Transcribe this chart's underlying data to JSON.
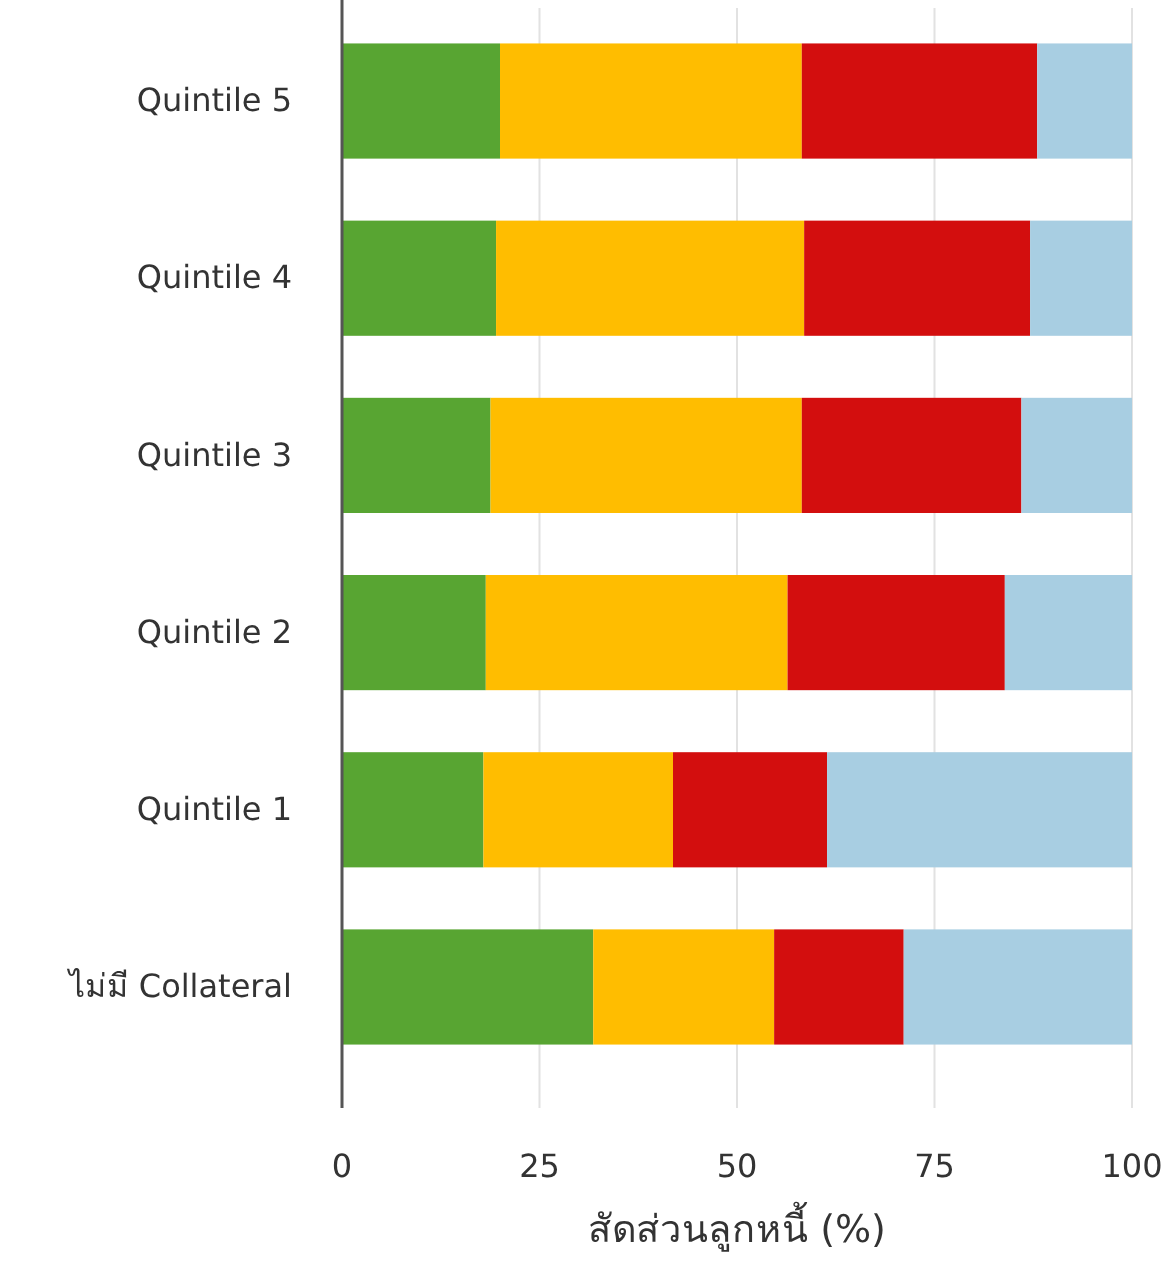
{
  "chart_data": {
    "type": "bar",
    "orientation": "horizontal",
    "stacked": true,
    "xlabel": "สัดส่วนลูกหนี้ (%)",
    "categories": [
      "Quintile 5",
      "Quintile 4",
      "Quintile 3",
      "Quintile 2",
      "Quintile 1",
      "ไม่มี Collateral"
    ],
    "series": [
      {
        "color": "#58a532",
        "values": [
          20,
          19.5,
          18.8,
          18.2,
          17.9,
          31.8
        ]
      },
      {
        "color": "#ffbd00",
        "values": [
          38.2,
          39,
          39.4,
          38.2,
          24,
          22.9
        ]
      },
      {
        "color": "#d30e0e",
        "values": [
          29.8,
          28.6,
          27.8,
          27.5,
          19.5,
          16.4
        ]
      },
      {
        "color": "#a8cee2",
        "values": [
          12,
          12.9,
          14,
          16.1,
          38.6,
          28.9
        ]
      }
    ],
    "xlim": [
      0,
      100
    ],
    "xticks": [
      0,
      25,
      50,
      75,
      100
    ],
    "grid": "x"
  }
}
•••
Task requirements:
Track down every line with the word "color" and copy it.

Result of the exercise:
        "color": "#58a532",
        "color": "#ffbd00",
        "color": "#d30e0e",
        "color": "#a8cee2",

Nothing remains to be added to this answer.